Еще одна жизнь в кармане

Автор: Илона Якимова

Лицом и голосом герой… 

Не моего романа – отвечает Чацкому Софья. Я в отношении своего героя, конечно, именно Софья.

Зачем женщина пишет о мужчине? Сам по себе этот вопрос для меня странен (почему никого никогда не удивляет, что мужчина пишет о женщине? Да хоть бы о хомячке!), но он время от времени возникает. Девяносто процентов мужчин ближнего круга, а также читателей, неизбежно пытаются пристроить героя в любовники писательнице. Я в этом плане чувствую себя, как женский урод – ну нету и Патрика Хепберна, того, который в романе, прототипа, кроме реального Патрика Хепберна (да и этот с большой натяжкой). Скажу больше, только для одного персонажа в романе был выбран в прототипы (чисто поведенческие и по приметам внешности) живой человек среди моих знакомых – и нет, это не Босуэлл.

+ + + + +

• ЗАДАНИЯ К ВЫПОЛНЕНИЮ:
(1) Выведите из фрагмента о герое романа всё, начиная со слов «Автор: Илона Якимова» и вплоть до слов «это не Босуэлл.».
(2) Ответьте по фрагменту о герое романа на вопросы:
(a) С каким персонажем автор соотносит себя в отношении своего героя?
(b) Какая доля мужчин ближнего круга и читателей, согласно тексту, пытается пристроить героя в любовники писательнице?
(c) Для скольких персонажей романа прототипом был выбран живой человек из числа знакомых автора?

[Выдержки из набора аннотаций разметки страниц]
+ + + + +

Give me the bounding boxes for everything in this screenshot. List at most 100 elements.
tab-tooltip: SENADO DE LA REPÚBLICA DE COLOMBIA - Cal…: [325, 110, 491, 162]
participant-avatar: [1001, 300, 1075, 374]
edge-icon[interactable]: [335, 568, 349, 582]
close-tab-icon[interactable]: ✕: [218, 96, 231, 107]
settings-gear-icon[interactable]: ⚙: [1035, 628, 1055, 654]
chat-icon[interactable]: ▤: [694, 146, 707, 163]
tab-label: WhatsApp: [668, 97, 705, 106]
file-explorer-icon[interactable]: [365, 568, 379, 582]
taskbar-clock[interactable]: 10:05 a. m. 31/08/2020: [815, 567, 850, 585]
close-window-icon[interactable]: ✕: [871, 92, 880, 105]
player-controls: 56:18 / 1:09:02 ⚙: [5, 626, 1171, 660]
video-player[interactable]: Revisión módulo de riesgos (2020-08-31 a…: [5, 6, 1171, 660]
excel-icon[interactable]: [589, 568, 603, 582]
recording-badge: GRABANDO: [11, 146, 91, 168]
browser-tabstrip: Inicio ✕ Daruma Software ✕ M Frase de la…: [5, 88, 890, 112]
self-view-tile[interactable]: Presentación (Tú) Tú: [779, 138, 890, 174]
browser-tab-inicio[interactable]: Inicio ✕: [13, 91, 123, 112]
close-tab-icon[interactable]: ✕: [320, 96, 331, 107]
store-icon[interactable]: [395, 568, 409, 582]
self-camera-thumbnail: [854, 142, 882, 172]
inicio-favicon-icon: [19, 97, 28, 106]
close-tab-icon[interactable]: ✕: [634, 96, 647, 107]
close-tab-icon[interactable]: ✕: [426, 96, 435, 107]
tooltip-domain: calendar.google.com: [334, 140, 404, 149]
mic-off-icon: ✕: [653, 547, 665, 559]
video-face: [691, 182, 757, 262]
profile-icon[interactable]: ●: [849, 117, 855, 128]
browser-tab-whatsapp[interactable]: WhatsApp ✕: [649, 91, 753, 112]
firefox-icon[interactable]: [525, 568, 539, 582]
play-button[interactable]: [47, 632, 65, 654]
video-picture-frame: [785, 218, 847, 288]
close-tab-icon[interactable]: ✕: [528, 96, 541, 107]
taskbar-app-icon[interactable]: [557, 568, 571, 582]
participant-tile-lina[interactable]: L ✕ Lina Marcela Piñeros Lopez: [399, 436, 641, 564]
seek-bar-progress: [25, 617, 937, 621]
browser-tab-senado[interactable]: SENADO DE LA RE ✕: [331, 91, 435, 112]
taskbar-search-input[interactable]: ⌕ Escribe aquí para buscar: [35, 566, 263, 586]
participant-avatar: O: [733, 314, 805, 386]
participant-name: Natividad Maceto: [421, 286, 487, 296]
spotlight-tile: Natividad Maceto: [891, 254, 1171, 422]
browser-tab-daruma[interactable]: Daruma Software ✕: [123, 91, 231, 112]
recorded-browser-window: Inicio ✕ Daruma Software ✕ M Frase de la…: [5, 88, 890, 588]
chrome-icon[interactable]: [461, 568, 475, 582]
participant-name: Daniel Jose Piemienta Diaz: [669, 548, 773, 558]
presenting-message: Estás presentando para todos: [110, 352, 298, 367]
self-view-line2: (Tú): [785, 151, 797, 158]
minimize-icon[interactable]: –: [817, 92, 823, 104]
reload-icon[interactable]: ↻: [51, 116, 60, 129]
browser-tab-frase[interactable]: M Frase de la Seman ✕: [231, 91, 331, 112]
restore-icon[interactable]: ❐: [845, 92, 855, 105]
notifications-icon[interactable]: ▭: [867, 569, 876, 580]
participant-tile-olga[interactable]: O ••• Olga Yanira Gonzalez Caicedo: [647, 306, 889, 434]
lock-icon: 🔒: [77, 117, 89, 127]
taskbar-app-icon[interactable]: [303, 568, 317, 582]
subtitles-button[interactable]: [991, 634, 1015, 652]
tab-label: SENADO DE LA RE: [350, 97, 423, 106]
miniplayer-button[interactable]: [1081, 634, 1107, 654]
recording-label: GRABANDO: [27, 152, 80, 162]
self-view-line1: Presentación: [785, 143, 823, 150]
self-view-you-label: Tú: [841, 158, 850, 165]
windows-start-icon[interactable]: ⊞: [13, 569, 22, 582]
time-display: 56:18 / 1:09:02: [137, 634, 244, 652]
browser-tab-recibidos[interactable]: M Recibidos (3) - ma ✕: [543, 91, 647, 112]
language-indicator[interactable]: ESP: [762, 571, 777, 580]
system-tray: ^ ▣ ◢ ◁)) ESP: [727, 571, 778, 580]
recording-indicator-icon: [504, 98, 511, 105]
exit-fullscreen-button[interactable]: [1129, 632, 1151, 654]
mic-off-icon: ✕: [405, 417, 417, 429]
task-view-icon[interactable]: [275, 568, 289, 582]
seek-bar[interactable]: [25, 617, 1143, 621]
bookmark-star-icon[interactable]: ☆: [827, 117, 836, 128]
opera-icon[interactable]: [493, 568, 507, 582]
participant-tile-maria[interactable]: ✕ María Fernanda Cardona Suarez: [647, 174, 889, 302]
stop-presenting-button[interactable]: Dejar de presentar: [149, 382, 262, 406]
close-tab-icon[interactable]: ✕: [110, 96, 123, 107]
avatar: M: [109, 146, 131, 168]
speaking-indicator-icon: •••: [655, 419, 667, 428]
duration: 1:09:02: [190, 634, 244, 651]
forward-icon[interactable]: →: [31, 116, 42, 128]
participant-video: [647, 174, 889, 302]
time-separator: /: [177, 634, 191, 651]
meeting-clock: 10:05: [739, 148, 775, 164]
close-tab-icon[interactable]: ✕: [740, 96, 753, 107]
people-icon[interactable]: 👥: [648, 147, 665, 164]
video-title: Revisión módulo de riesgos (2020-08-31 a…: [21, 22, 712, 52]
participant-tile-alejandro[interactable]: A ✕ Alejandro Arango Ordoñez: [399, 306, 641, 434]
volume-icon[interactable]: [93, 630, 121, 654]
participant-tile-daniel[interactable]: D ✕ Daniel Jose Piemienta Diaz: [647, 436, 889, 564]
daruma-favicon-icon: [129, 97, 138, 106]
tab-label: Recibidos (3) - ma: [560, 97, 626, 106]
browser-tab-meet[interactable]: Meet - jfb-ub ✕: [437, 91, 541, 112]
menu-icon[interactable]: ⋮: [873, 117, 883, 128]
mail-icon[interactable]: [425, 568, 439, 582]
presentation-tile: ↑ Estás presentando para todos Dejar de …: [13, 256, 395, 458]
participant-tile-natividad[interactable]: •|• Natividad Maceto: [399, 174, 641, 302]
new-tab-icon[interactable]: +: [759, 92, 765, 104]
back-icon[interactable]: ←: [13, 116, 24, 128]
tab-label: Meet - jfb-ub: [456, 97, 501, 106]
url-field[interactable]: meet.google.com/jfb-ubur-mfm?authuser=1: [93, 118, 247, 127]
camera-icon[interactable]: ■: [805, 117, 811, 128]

+ + + + +

• ОТВЕТЫ:
(1)
Автор: Илона Якимова

Лицом и голосом герой… 

Не моего романа – отвечает Чацкому Софья. Я в отношении своего героя, конечно, именно Софья.

Зачем женщина пишет о мужчине? Сам по себе этот вопрос для меня странен (почему никого никогда не удивляет, что мужчина пишет о женщине? Да хоть бы о хомячке!), но он время от времени возникает. Девяносто процентов мужчин ближнего круга, а также читателей, неизбежно пытаются пристроить героя в любовники писательнице. Я в этом плане чувствую себя, как женский урод – ну нету и Патрика Хепберна, того, который в романе, прототипа, кроме реального Патрика Хепберна (да и этот с большой натяжкой). Скажу больше, только для одного персонажа в романе был выбран в прототипы (чисто поведенческие и по приметам внешности) живой человек среди моих знакомых – и нет, это не Босуэлл.

(2)
(a) С Софьей.
(b) Девяносто процентов.
(c) Только для одного, и это не Босуэлл.